## What is being asked
Reproduce each line of the listing exactly.

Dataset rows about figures
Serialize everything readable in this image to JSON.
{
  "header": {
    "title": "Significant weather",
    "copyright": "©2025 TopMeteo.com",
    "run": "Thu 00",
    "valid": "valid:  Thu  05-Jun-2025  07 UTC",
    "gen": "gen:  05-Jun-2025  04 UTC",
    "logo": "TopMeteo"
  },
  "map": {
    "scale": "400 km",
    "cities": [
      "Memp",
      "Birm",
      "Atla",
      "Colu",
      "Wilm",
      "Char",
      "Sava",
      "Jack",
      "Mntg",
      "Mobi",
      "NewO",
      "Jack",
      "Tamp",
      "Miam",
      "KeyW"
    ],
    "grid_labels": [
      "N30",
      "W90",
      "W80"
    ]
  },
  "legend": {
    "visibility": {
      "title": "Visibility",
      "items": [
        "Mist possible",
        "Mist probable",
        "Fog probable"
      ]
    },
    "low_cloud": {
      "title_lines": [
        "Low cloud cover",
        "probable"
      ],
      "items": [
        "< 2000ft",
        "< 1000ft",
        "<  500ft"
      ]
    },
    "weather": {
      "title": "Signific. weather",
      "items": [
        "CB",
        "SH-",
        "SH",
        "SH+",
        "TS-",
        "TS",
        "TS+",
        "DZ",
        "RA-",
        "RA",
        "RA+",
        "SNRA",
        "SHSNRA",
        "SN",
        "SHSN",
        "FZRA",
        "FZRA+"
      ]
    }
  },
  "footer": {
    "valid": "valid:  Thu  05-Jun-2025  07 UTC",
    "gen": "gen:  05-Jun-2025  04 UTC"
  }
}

## Answer to this task
Serialize everything readable in this image to JSON.
{
  "header": {
    "title": "Significant weather",
    "copyright": "©2025 TopMeteo.com",
    "run": "Thu 00",
    "valid": "valid:  Thu  05-Jun-2025  07 UTC",
    "gen": "gen:  05-Jun-2025  04 UTC",
    "logo": "TopMeteo"
  },
  "map": {
    "scale": "400 km",
    "cities": [
      "Memp",
      "Birm",
      "Atla",
      "Colu",
      "Wilm",
      "Char",
      "Sava",
      "Jack",
      "Mntg",
      "Mobi",
      "NewO",
      "Jack",
      "Tamp",
      "Miam",
      "KeyW"
    ],
    "grid_labels": [
      "N30",
      "W90",
      "W80"
    ]
  },
  "legend": {
    "visibility": {
      "title": "Visibility",
      "items": [
        "Mist possible",
        "Mist probable",
        "Fog probable"
      ]
    },
    "low_cloud": {
      "title_lines": [
        "Low cloud cover",
        "probable"
      ],
      "items": [
        "< 2000ft",
        "< 1000ft",
        "<  500ft"
      ]
    },
    "weather": {
      "title": "Signific. weather",
      "items": [
        "CB",
        "SH-",
        "SH",
        "SH+",
        "TS-",
        "TS",
        "TS+",
        "DZ",
        "RA-",
        "RA",
        "RA+",
        "SNRA",
        "SHSNRA",
        "SN",
        "SHSN",
        "FZRA",
        "FZRA+"
      ]
    }
  },
  "footer": {
    "valid": "valid:  Thu  05-Jun-2025  07 UTC",
    "gen": "gen:  05-Jun-2025  04 UTC"
  }
}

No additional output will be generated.